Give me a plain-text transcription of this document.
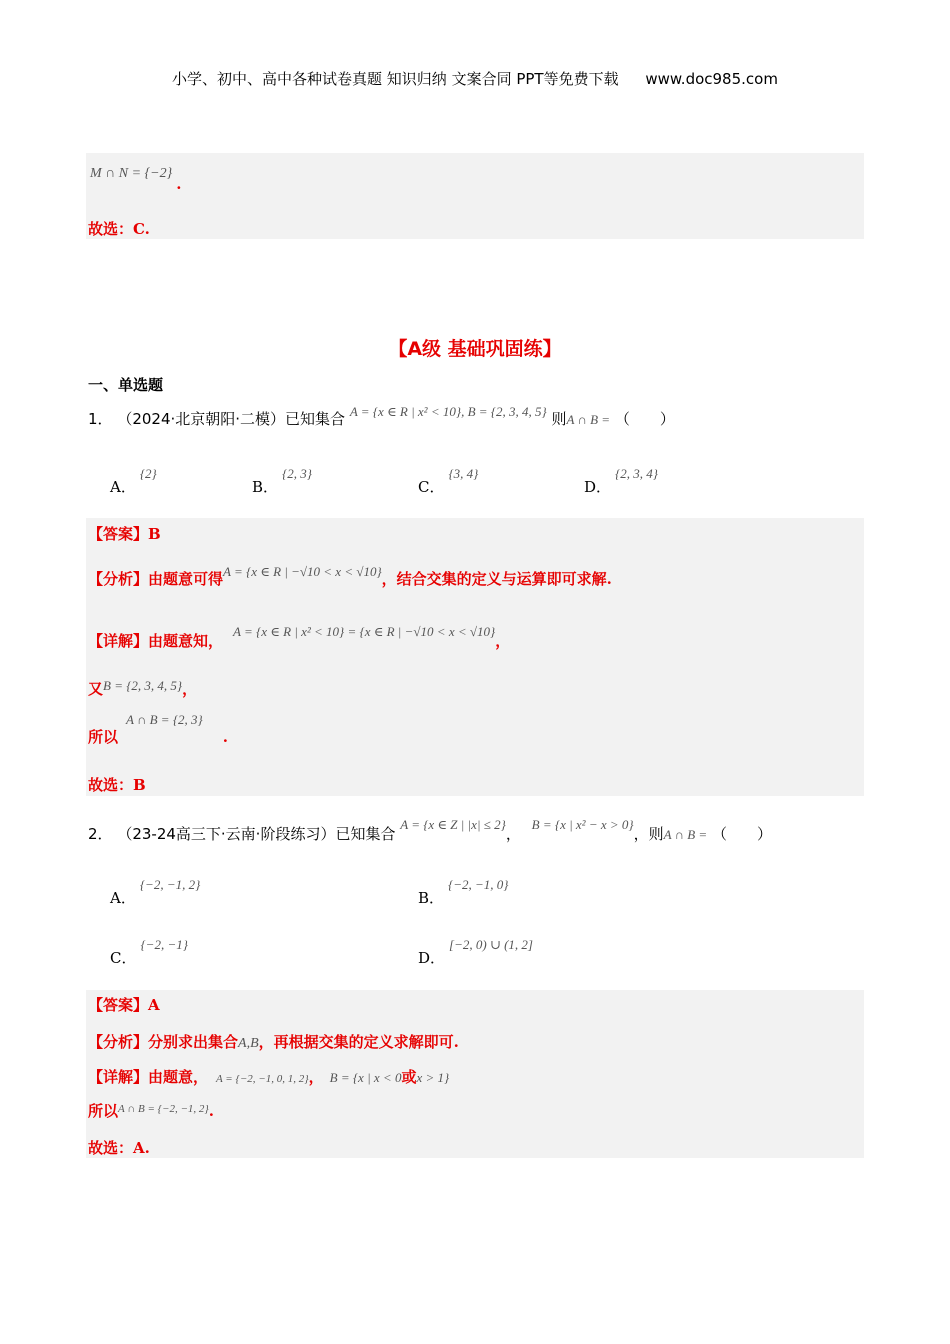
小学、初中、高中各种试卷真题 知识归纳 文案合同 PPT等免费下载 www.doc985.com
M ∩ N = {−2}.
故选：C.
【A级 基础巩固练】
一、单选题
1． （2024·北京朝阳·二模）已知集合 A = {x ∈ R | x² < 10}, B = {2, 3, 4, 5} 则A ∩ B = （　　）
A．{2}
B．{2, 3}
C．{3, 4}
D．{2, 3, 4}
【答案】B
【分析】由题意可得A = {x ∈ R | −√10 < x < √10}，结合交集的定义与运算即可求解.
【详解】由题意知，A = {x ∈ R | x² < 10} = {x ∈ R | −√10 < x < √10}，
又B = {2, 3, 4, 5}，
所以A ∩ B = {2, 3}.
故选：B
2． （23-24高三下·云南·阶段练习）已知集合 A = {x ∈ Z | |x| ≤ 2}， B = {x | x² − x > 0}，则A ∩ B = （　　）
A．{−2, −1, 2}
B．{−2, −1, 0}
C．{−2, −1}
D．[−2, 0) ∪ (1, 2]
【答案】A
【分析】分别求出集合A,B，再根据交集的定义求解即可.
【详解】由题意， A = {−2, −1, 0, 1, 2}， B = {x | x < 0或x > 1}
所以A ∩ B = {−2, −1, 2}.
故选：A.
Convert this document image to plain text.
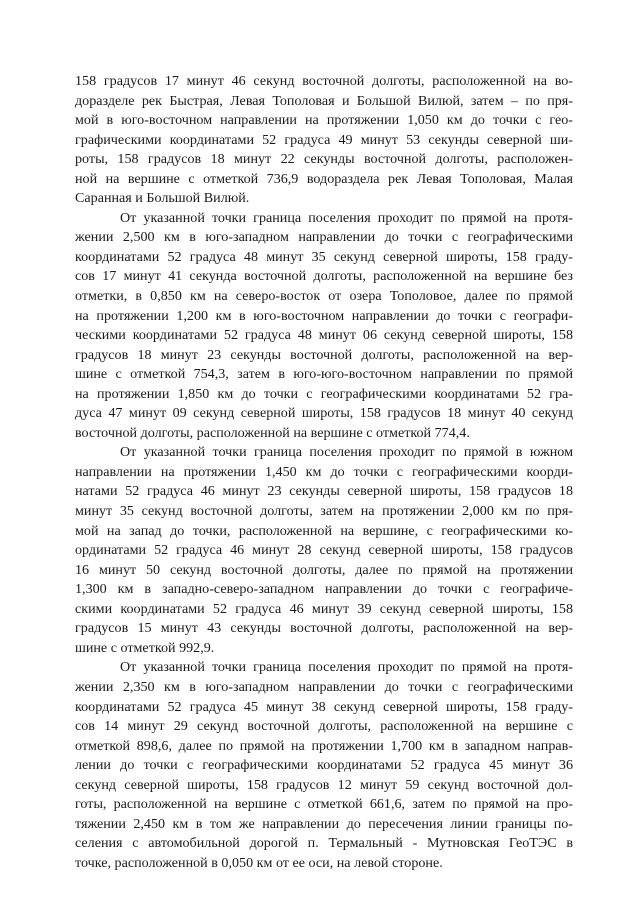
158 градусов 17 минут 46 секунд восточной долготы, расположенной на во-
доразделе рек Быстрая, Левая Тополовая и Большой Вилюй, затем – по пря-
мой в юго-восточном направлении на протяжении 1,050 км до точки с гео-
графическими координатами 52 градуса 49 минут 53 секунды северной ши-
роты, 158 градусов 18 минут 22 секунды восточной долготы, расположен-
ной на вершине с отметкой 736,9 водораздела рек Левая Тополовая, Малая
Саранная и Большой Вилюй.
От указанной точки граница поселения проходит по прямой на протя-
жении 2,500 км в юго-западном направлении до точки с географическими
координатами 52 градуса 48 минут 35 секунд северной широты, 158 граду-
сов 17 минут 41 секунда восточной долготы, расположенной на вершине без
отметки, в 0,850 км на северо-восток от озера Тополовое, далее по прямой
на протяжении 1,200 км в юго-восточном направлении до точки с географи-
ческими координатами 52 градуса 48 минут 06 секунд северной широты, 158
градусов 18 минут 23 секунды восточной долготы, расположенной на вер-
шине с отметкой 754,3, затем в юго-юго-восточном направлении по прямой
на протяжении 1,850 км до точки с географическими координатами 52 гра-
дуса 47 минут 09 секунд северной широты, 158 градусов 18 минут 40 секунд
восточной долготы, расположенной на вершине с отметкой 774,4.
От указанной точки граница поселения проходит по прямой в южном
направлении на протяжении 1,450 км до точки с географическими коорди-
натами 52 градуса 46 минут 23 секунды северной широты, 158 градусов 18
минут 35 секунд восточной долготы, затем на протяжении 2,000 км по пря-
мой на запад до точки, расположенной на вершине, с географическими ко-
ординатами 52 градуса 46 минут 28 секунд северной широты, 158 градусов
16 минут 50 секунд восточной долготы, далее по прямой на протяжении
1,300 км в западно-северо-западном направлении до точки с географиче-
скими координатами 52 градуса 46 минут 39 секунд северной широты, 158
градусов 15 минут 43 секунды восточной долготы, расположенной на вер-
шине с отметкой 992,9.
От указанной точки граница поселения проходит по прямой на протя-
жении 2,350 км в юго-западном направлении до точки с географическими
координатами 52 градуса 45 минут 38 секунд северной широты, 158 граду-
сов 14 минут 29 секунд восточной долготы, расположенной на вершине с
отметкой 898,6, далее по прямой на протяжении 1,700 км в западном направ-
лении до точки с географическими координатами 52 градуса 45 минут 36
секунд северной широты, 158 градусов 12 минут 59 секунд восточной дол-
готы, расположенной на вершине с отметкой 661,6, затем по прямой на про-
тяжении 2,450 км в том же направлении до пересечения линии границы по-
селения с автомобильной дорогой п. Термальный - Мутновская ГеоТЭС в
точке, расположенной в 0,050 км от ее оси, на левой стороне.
+ + + + + + +
**WHAT THE EXERCISE ASKS:** Without the pictures, restate all the entries above exactly.

**SOLUTION TO THIS TASK:**
Give me a plain-text transcription of this document.
小学、初中、高中各种试卷真题 知识归纳 文案合同 PPT等免费下载 www.doc985.com
M ∩ N = {−2}.
故选：C.
【A级 基础巩固练】
一、单选题
1． （2024·北京朝阳·二模）已知集合 A = {x ∈ R | x² < 10}, B = {2, 3, 4, 5} 则A ∩ B = （　　）
A．{2}
B．{2, 3}
C．{3, 4}
D．{2, 3, 4}
【答案】B
【分析】由题意可得A = {x ∈ R | −√10 < x < √10}，结合交集的定义与运算即可求解.
【详解】由题意知，A = {x ∈ R | x² < 10} = {x ∈ R | −√10 < x < √10}，
又B = {2, 3, 4, 5}，
所以A ∩ B = {2, 3}.
故选：B
2． （23-24高三下·云南·阶段练习）已知集合 A = {x ∈ Z | |x| ≤ 2}， B = {x | x² − x > 0}，则A ∩ B = （　　）
A．{−2, −1, 2}
B．{−2, −1, 0}
C．{−2, −1}
D．[−2, 0) ∪ (1, 2]
【答案】A
【分析】分别求出集合A,B，再根据交集的定义求解即可.
【详解】由题意， A = {−2, −1, 0, 1, 2}， B = {x | x < 0或x > 1}
所以A ∩ B = {−2, −1, 2}.
故选：A.
Convert this document image to plain text.
158 градусов 17 минут 46 секунд восточной долготы, расположенной на во-
доразделе рек Быстрая, Левая Тополовая и Большой Вилюй, затем – по пря-
мой в юго-восточном направлении на протяжении 1,050 км до точки с гео-
графическими координатами 52 градуса 49 минут 53 секунды северной ши-
роты, 158 градусов 18 минут 22 секунды восточной долготы, расположен-
ной на вершине с отметкой 736,9 водораздела рек Левая Тополовая, Малая
Саранная и Большой Вилюй.
От указанной точки граница поселения проходит по прямой на протя-
жении 2,500 км в юго-западном направлении до точки с географическими
координатами 52 градуса 48 минут 35 секунд северной широты, 158 граду-
сов 17 минут 41 секунда восточной долготы, расположенной на вершине без
отметки, в 0,850 км на северо-восток от озера Тополовое, далее по прямой
на протяжении 1,200 км в юго-восточном направлении до точки с географи-
ческими координатами 52 градуса 48 минут 06 секунд северной широты, 158
градусов 18 минут 23 секунды восточной долготы, расположенной на вер-
шине с отметкой 754,3, затем в юго-юго-восточном направлении по прямой
на протяжении 1,850 км до точки с географическими координатами 52 гра-
дуса 47 минут 09 секунд северной широты, 158 градусов 18 минут 40 секунд
восточной долготы, расположенной на вершине с отметкой 774,4.
От указанной точки граница поселения проходит по прямой в южном
направлении на протяжении 1,450 км до точки с географическими коорди-
натами 52 градуса 46 минут 23 секунды северной широты, 158 градусов 18
минут 35 секунд восточной долготы, затем на протяжении 2,000 км по пря-
мой на запад до точки, расположенной на вершине, с географическими ко-
ординатами 52 градуса 46 минут 28 секунд северной широты, 158 градусов
16 минут 50 секунд восточной долготы, далее по прямой на протяжении
1,300 км в западно-северо-западном направлении до точки с географиче-
скими координатами 52 градуса 46 минут 39 секунд северной широты, 158
градусов 15 минут 43 секунды восточной долготы, расположенной на вер-
шине с отметкой 992,9.
От указанной точки граница поселения проходит по прямой на протя-
жении 2,350 км в юго-западном направлении до точки с географическими
координатами 52 градуса 45 минут 38 секунд северной широты, 158 граду-
сов 14 минут 29 секунд восточной долготы, расположенной на вершине с
отметкой 898,6, далее по прямой на протяжении 1,700 км в западном направ-
лении до точки с географическими координатами 52 градуса 45 минут 36
секунд северной широты, 158 градусов 12 минут 59 секунд восточной дол-
готы, расположенной на вершине с отметкой 661,6, затем по прямой на про-
тяжении 2,450 км в том же направлении до пересечения линии границы по-
селения с автомобильной дорогой п. Термальный - Мутновская ГеоТЭС в
точке, расположенной в 0,050 км от ее оси, на левой стороне.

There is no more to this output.